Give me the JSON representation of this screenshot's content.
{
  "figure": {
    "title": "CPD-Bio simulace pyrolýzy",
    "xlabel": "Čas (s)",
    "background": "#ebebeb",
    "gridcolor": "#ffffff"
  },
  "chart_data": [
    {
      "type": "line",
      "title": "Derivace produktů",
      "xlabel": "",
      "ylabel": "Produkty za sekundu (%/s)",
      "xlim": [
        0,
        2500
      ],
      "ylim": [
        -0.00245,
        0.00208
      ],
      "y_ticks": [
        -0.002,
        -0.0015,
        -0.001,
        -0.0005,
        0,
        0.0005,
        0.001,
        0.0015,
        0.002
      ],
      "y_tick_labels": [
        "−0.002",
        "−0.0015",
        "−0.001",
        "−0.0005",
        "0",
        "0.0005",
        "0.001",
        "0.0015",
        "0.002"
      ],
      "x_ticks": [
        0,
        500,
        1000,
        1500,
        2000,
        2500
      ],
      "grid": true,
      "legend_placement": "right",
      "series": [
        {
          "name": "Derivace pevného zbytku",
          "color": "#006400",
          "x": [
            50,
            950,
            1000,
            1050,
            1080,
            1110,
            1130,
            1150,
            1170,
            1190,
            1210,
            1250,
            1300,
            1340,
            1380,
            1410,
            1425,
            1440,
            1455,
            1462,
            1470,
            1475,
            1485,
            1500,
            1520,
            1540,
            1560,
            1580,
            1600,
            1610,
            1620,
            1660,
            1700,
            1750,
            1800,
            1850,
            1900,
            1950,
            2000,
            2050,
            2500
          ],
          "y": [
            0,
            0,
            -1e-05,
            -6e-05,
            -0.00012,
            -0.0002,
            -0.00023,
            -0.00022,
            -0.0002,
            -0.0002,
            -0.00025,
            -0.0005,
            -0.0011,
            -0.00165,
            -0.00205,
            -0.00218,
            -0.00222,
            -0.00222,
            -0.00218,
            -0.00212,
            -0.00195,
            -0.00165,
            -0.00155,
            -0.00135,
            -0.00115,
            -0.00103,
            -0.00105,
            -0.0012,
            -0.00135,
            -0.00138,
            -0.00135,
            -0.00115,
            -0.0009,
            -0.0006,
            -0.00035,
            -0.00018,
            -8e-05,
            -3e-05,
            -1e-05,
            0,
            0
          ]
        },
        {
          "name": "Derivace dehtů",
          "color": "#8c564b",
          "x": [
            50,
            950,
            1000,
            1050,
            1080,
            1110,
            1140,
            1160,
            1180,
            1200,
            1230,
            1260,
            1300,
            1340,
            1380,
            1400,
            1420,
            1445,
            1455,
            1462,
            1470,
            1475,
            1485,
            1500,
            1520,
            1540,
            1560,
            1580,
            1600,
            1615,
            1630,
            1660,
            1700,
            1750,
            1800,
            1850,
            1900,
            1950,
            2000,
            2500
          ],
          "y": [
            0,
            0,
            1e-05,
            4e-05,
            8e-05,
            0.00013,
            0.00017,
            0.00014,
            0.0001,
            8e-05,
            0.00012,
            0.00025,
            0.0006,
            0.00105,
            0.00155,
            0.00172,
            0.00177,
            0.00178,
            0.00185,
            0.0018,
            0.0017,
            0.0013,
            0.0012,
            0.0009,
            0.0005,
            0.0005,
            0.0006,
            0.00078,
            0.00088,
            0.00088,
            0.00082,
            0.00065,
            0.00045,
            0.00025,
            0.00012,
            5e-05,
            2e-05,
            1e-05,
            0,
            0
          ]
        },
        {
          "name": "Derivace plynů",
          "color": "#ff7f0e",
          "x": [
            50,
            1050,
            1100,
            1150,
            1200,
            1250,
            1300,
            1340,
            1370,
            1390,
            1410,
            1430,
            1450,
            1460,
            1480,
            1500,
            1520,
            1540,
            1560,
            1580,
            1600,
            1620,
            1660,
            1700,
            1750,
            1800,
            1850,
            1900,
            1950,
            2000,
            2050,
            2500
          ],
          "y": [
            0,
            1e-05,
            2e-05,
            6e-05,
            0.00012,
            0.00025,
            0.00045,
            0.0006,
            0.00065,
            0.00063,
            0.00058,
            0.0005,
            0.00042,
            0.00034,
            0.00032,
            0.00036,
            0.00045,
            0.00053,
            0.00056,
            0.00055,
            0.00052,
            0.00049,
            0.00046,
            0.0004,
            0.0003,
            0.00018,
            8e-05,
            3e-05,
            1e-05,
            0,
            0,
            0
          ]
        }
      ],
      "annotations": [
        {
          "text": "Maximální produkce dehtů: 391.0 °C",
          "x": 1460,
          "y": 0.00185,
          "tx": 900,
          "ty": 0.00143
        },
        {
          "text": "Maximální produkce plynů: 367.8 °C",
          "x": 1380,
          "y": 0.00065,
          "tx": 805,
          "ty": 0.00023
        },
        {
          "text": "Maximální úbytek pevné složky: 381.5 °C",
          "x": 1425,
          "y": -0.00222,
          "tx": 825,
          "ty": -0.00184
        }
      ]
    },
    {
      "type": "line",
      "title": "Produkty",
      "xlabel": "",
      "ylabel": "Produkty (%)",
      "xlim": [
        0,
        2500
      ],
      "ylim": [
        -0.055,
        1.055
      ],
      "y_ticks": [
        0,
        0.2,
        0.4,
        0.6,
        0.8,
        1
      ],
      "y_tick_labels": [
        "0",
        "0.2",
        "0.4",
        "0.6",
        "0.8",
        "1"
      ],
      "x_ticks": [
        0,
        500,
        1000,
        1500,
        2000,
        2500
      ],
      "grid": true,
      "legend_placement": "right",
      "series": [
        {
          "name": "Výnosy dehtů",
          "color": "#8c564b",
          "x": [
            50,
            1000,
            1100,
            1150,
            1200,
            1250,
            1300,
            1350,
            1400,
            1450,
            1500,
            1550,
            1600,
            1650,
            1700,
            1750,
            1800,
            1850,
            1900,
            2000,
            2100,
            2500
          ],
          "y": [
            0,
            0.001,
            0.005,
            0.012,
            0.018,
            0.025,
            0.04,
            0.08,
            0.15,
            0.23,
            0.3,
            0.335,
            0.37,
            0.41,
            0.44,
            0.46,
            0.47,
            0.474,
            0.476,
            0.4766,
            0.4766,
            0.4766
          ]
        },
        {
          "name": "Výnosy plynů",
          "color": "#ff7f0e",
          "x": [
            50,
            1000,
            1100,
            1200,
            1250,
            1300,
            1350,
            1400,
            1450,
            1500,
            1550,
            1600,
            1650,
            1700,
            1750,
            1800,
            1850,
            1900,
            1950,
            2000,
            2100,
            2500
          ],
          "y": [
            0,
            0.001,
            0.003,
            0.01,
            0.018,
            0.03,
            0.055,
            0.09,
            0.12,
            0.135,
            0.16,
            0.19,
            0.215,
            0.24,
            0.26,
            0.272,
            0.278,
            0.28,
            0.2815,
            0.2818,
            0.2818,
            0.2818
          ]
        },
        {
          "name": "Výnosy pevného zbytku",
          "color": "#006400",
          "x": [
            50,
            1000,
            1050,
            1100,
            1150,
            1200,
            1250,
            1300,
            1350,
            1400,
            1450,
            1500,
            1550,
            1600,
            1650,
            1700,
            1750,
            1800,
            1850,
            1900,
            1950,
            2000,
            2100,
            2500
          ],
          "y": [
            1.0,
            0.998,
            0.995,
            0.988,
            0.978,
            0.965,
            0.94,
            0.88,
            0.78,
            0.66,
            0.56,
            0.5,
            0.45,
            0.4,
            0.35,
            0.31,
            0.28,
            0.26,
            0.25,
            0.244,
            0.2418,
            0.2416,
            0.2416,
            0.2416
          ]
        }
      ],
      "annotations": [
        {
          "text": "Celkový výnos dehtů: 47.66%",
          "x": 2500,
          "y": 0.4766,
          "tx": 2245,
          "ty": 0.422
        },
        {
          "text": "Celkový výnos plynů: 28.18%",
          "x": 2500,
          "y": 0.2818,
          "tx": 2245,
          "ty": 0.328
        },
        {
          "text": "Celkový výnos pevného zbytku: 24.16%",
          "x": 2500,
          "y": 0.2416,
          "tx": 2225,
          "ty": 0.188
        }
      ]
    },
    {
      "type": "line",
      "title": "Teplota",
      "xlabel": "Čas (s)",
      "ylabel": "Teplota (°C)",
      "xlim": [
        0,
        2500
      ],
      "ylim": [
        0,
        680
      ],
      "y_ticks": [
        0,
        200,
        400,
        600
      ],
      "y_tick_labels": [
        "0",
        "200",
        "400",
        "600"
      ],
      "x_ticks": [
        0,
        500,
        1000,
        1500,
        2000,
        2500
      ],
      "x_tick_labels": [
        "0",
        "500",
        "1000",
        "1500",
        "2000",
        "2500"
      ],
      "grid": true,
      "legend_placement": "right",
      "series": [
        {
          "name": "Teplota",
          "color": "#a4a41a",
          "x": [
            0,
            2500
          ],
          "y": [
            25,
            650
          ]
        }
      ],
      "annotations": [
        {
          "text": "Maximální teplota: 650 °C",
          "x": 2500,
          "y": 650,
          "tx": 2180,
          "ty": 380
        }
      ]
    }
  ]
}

______

# Exercise directions
Report each line in the data that holds the word "name".

# Result of this exercise
          "name": "Derivace pevného zbytku",
          "name": "Derivace dehtů",
          "name": "Derivace plynů",
          "name": "Výnosy dehtů",
          "name": "Výnosy plynů",
          "name": "Výnosy pevného zbytku",
          "name": "Teplota",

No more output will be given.